**Task goal:** Find each line with the string "title" and report it.

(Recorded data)
=-=-=
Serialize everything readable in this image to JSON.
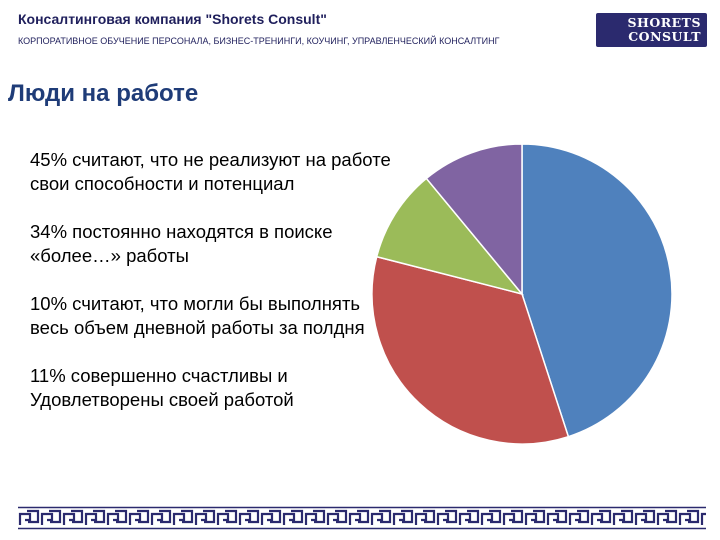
{
  "header": {
    "company": "Консалтинговая компания \"Shorets Consult\"",
    "tagline": "КОРПОРАТИВНОЕ ОБУЧЕНИЕ ПЕРСОНАЛА, БИЗНЕС-ТРЕНИНГИ, КОУЧИНГ, УПРАВЛЕНЧЕСКИЙ КОНСАЛТИНГ"
  },
  "logo": [
    "SHORETS",
    "CONSULT"
  ],
  "chart_data": {
    "type": "pie",
    "title": "Люди на работе",
    "categories": [
      "считают, что не реализуют на работе свои способности и потенциал",
      "постоянно находятся в поиске «более…» работы",
      "считают, что могли бы выполнять весь объем дневной работы за полдня",
      "совершенно счастливы и Удовлетворены своей работой"
    ],
    "values": [
      45,
      34,
      10,
      11
    ],
    "value_labels": [
      "45%",
      "34%",
      "10%",
      "11%"
    ],
    "colors": [
      "#4f81bd",
      "#c0504d",
      "#9bbb59",
      "#8064a2"
    ]
  }
}
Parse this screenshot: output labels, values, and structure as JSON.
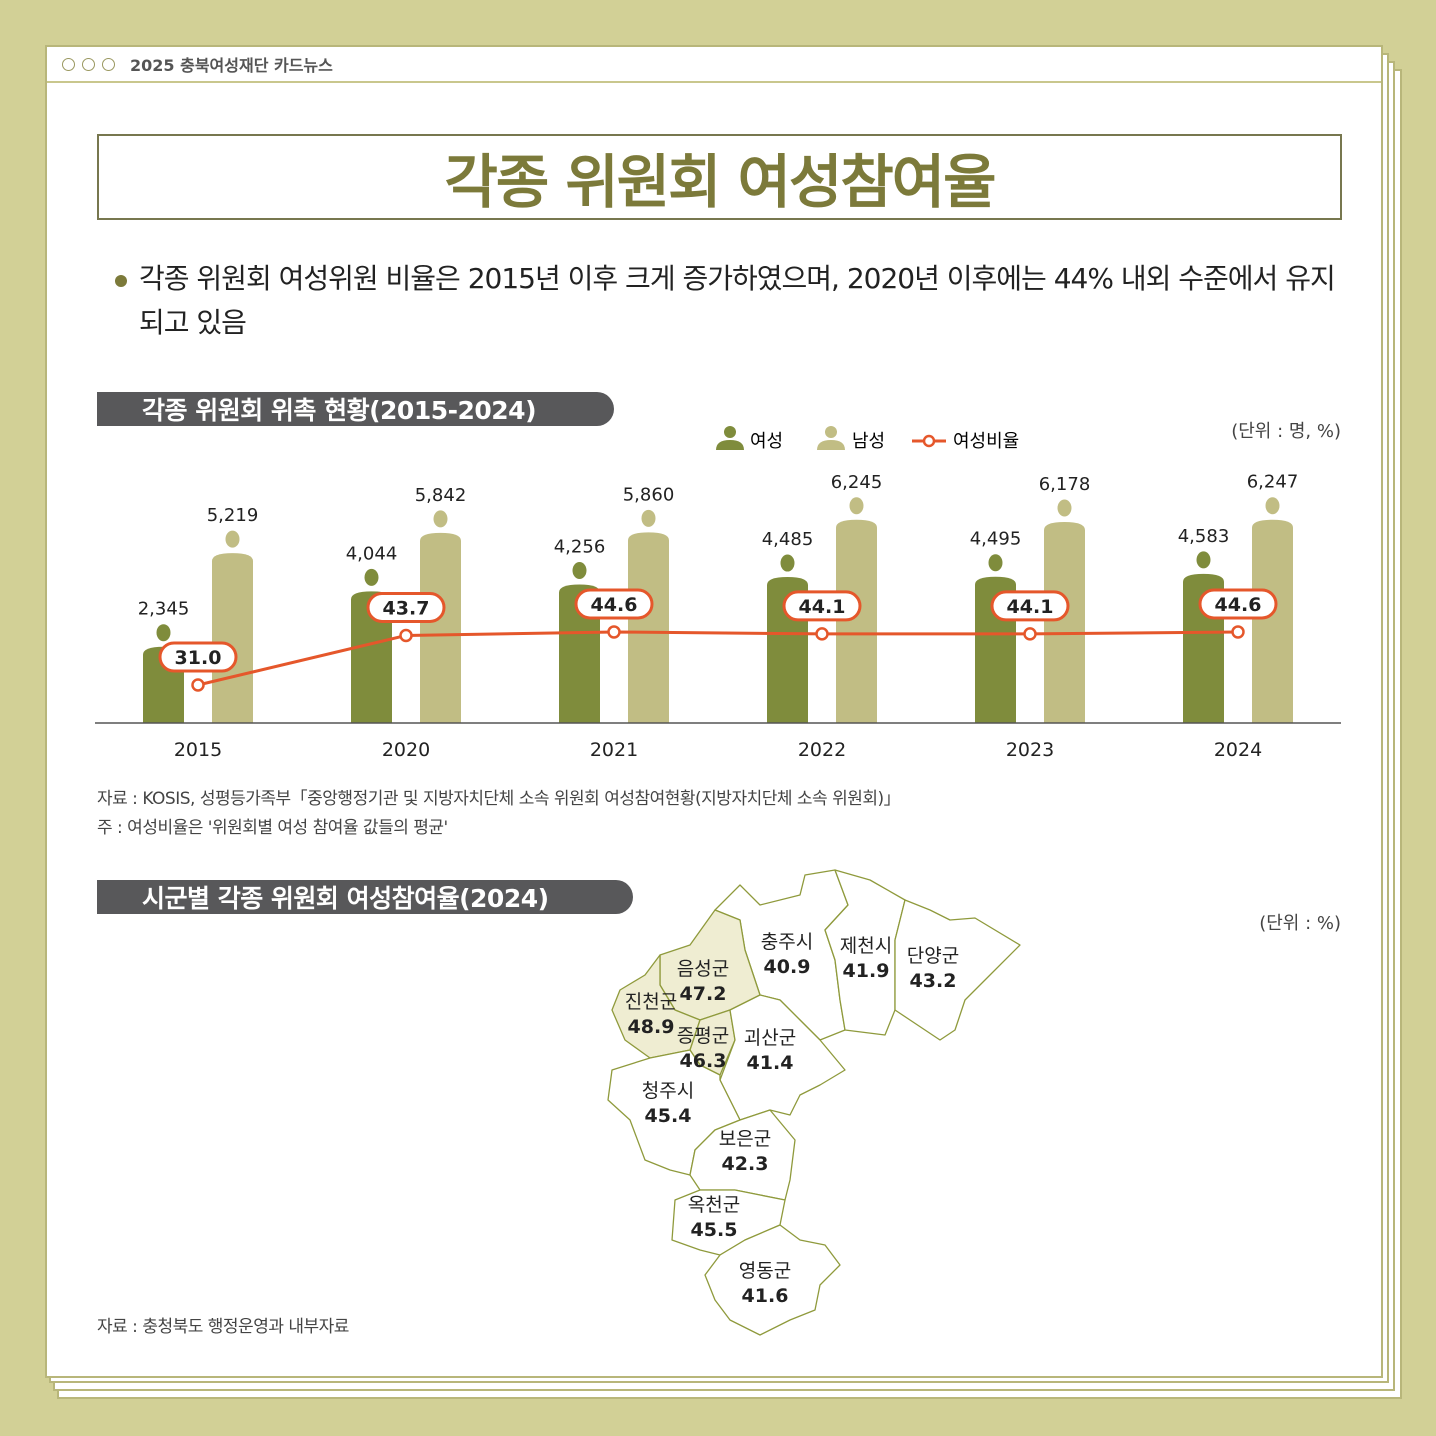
{
  "window": {
    "title": "2025 충북여성재단 카드뉴스"
  },
  "title": "각종 위원회 여성참여율",
  "summary": "각종 위원회 여성위원 비율은 2015년 이후 크게 증가하였으며, 2020년 이후에는 44% 내외 수준에서 유지되고 있음",
  "section1": {
    "heading": "각종 위원회 위촉 현황(2015-2024)",
    "unit": "(단위 : 명, %)",
    "source": "자료 : KOSIS, 성평등가족부「중앙행정기관 및 지방자치단체 소속 위원회 여성참여현황(지방자치단체 소속 위원회)」",
    "note": "주 : 여성비율은 '위원회별 여성 참여율 값들의 평균'"
  },
  "section2": {
    "heading": "시군별 각종 위원회 여성참여율(2024)",
    "unit": "(단위 : %)",
    "source": "자료 : 충청북도 행정운영과 내부자료"
  },
  "colors": {
    "women": "#7f8c3c",
    "men": "#c1bd84",
    "ratio": "#e5572b",
    "title": "#7c7a3a",
    "shaded_region": "#efedd2",
    "map_border": "#8f9a3c"
  },
  "chart_data": [
    {
      "type": "bar+line",
      "categories": [
        "2015",
        "2020",
        "2021",
        "2022",
        "2023",
        "2024"
      ],
      "legend": [
        "여성",
        "남성",
        "여성비율"
      ],
      "legend_placement": "top",
      "series": [
        {
          "name": "여성",
          "type": "bar",
          "values": [
            2345,
            4044,
            4256,
            4485,
            4495,
            4583
          ],
          "labels": [
            "2,345",
            "4,044",
            "4,256",
            "4,485",
            "4,495",
            "4,583"
          ]
        },
        {
          "name": "남성",
          "type": "bar",
          "values": [
            5219,
            5842,
            5860,
            6245,
            6178,
            6247
          ],
          "labels": [
            "5,219",
            "5,842",
            "5,860",
            "6,245",
            "6,178",
            "6,247"
          ]
        },
        {
          "name": "여성비율",
          "type": "line",
          "values": [
            31.0,
            43.7,
            44.6,
            44.1,
            44.1,
            44.6
          ],
          "labels": [
            "31.0",
            "43.7",
            "44.6",
            "44.1",
            "44.1",
            "44.6"
          ]
        }
      ],
      "grid": false
    },
    {
      "type": "choropleth",
      "regions": [
        {
          "name": "충주시",
          "value": "40.9",
          "highlight": false
        },
        {
          "name": "제천시",
          "value": "41.9",
          "highlight": false
        },
        {
          "name": "단양군",
          "value": "43.2",
          "highlight": false
        },
        {
          "name": "음성군",
          "value": "47.2",
          "highlight": true
        },
        {
          "name": "진천군",
          "value": "48.9",
          "highlight": true
        },
        {
          "name": "증평군",
          "value": "46.3",
          "highlight": true
        },
        {
          "name": "괴산군",
          "value": "41.4",
          "highlight": false
        },
        {
          "name": "청주시",
          "value": "45.4",
          "highlight": false
        },
        {
          "name": "보은군",
          "value": "42.3",
          "highlight": false
        },
        {
          "name": "옥천군",
          "value": "45.5",
          "highlight": false
        },
        {
          "name": "영동군",
          "value": "41.6",
          "highlight": false
        }
      ]
    }
  ]
}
=-=-=
**Response to this exercise:**
    "title": "Люди на работе",
    "title": "2025 충북여성재단 카드뉴스"
  "title": "각종 위원회 여성참여율",
    "title": "#7c7a3a",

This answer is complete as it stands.